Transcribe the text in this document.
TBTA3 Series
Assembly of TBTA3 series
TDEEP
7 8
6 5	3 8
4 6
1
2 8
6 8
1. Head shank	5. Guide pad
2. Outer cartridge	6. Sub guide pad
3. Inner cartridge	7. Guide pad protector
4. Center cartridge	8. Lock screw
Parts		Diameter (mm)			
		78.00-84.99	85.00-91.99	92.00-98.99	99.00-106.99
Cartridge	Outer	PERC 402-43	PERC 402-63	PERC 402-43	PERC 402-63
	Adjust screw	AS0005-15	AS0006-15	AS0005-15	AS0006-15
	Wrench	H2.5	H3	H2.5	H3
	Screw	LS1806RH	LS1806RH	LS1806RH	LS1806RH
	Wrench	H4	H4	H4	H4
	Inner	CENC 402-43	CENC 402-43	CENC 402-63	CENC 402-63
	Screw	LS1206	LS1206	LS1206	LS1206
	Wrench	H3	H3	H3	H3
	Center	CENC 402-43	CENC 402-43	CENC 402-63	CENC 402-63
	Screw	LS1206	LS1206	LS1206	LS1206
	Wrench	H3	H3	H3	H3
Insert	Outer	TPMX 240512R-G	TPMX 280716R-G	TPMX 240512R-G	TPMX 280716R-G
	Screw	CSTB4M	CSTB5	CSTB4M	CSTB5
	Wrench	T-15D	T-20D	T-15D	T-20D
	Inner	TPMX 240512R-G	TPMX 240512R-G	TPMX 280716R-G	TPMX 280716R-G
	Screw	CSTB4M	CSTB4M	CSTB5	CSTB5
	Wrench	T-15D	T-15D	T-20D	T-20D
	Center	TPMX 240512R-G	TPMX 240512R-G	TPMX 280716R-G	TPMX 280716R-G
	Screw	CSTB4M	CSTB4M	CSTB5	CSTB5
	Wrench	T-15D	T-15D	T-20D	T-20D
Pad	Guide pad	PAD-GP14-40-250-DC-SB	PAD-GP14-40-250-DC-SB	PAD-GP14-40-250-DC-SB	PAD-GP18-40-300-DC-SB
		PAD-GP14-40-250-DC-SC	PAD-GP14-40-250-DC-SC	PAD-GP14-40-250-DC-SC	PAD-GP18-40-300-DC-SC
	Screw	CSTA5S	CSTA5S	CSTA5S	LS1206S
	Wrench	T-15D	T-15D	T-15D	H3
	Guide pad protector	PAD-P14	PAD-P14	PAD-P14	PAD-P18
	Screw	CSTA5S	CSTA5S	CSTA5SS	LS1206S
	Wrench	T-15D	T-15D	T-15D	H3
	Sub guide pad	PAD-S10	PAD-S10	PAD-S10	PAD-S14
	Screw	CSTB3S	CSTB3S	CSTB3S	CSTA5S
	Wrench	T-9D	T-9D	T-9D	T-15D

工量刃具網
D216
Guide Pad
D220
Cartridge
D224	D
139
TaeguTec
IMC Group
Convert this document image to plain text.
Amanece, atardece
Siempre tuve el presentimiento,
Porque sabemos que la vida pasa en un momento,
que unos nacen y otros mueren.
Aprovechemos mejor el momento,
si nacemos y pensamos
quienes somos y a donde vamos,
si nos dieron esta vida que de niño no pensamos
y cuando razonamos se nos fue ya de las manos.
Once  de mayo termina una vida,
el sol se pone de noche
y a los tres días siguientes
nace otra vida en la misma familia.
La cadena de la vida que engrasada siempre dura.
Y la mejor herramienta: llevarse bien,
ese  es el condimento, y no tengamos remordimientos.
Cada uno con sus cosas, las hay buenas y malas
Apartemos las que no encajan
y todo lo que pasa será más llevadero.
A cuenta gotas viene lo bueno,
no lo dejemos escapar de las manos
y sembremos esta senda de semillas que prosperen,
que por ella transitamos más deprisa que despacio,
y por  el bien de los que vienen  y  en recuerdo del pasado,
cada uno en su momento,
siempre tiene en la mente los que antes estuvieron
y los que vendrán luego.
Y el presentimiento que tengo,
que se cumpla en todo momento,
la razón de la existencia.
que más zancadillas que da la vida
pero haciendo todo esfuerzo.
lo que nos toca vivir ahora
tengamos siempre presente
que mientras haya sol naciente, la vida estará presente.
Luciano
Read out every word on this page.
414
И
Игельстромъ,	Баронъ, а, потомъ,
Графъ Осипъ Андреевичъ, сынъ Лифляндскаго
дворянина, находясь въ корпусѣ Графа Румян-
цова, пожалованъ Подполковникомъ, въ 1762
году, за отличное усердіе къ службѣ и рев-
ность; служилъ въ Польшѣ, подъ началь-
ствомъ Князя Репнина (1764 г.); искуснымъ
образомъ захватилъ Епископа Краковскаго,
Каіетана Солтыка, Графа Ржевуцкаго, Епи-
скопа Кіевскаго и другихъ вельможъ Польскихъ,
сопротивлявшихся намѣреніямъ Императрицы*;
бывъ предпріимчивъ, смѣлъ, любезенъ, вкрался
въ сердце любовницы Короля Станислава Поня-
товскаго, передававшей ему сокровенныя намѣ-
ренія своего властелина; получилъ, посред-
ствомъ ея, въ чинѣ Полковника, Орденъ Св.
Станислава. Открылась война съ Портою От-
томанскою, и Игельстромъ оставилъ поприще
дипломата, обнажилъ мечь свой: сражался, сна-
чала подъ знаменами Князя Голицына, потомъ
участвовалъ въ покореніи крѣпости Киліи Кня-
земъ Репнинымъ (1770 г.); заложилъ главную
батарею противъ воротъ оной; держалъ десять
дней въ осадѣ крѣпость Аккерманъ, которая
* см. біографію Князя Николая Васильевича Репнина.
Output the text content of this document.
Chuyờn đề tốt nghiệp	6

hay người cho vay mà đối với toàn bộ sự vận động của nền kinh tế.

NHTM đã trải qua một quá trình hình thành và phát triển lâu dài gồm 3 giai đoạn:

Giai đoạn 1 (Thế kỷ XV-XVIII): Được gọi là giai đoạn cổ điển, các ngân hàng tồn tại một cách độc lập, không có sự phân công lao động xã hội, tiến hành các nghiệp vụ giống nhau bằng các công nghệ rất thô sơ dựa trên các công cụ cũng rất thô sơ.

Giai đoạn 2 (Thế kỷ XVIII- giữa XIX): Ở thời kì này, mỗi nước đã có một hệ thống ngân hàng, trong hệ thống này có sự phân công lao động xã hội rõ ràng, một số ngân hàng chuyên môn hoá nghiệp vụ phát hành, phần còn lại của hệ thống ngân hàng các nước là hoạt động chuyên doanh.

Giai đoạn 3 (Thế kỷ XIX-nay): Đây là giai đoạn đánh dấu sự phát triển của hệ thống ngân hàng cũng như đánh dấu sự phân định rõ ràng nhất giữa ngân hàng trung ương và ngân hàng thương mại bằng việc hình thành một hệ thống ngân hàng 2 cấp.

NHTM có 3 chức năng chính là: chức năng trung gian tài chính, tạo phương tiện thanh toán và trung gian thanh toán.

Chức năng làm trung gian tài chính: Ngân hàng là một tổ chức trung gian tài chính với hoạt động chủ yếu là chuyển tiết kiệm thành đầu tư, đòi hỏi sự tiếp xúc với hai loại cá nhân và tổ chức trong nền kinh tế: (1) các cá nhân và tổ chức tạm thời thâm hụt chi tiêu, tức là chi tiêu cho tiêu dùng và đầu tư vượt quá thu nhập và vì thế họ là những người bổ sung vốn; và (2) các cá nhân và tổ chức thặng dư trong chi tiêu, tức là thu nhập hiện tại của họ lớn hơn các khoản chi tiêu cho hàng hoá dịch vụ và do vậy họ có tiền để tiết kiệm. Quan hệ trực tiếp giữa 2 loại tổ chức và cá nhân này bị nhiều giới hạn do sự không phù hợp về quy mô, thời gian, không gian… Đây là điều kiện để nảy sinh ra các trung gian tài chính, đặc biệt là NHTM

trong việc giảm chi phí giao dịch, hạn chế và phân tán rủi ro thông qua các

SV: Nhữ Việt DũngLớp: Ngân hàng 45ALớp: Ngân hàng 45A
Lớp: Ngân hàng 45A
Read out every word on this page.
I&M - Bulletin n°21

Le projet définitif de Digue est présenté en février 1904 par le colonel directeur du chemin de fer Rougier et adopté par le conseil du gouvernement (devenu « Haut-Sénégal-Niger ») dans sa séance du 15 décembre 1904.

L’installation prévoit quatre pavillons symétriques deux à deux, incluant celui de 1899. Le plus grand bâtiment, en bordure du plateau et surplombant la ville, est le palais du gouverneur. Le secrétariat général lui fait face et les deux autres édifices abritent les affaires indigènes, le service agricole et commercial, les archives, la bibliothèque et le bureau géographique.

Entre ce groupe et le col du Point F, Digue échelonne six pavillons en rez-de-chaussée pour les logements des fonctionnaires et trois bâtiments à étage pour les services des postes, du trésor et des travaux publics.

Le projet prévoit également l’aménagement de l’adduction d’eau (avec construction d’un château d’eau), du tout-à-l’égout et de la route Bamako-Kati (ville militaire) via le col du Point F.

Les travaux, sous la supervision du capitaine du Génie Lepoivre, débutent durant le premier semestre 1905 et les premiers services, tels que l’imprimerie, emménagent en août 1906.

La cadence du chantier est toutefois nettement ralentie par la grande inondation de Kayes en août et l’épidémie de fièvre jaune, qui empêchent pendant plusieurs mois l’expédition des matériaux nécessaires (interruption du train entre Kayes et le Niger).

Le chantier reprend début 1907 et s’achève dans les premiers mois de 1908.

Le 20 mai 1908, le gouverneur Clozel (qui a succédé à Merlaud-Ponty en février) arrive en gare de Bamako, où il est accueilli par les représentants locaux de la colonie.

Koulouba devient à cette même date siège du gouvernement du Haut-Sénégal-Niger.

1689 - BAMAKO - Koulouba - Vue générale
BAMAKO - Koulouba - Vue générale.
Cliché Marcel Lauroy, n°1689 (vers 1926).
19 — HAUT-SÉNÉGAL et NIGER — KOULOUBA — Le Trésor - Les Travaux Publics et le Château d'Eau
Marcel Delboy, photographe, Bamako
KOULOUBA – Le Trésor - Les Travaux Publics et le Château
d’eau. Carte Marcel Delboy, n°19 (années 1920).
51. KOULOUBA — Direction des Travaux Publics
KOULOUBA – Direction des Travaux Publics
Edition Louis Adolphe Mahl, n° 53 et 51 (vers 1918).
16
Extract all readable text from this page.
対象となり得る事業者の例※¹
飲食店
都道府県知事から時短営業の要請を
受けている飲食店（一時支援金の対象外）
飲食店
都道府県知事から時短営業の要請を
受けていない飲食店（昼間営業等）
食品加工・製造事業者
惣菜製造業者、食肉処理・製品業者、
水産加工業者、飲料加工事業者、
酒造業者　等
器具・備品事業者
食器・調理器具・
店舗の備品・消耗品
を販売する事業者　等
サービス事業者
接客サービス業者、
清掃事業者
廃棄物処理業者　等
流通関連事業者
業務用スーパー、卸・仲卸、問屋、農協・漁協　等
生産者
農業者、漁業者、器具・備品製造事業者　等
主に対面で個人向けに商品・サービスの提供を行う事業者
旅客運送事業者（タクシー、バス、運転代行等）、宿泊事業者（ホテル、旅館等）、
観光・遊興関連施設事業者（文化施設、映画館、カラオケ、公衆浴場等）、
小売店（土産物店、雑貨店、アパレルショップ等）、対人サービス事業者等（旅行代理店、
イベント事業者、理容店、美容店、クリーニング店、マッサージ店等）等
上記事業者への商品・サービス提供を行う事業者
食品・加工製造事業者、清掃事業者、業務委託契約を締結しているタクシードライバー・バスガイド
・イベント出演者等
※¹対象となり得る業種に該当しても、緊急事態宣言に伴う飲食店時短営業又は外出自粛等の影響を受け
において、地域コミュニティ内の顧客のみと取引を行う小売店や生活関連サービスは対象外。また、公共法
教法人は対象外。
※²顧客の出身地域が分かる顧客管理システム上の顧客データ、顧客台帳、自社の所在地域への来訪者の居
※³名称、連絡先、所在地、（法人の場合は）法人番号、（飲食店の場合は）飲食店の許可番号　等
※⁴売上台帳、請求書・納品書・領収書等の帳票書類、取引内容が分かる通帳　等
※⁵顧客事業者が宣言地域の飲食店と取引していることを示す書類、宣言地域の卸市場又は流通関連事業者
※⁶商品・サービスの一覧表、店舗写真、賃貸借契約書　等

**Requirement**
Copy every line of the records above that contains "động".

**Output of the task**
hay người cho vay mà đối với toàn bộ sự vận động của nền kinh tế.
Giai đoạn 1 (Thế kỷ XV-XVIII): Được gọi là giai đoạn cổ điển, các ngân hàng tồn tại một cách độc lập, không có sự phân công lao động xã hội, tiến hành các nghiệp vụ giống nhau bằng các công nghệ rất thô sơ dựa trên các công cụ cũng rất thô sơ.
Giai đoạn 2 (Thế kỷ XVIII- giữa XIX): Ở thời kì này, mỗi nước đã có một hệ thống ngân hàng, trong hệ thống này có sự phân công lao động xã hội rõ ràng, một số ngân hàng chuyên môn hoá nghiệp vụ phát hành, phần còn lại của hệ thống ngân hàng các nước là hoạt động chuyên doanh.
Chức năng làm trung gian tài chính: Ngân hàng là một tổ chức trung gian tài chính với hoạt động chủ yếu là chuyển tiết kiệm thành đầu tư, đòi hỏi sự tiếp xúc với hai loại cá nhân và tổ chức trong nền kinh tế: (1) các cá nhân và tổ chức tạm thời thâm hụt chi tiêu, tức là chi tiêu cho tiêu dùng và đầu tư vượt quá thu nhập và vì thế họ là những người bổ sung vốn; và (2) các cá nhân và tổ chức thặng dư trong chi tiêu, tức là thu nhập hiện tại của họ lớn hơn các khoản chi tiêu cho hàng hoá dịch vụ và do vậy họ có tiền để tiết kiệm. Quan hệ trực tiếp giữa 2 loại tổ chức và cá nhân này bị nhiều giới hạn do sự không phù hợp về quy mô, thời gian, không gian… Đây là điều kiện để nảy sinh ra các trung gian tài chính, đặc biệt là NHTM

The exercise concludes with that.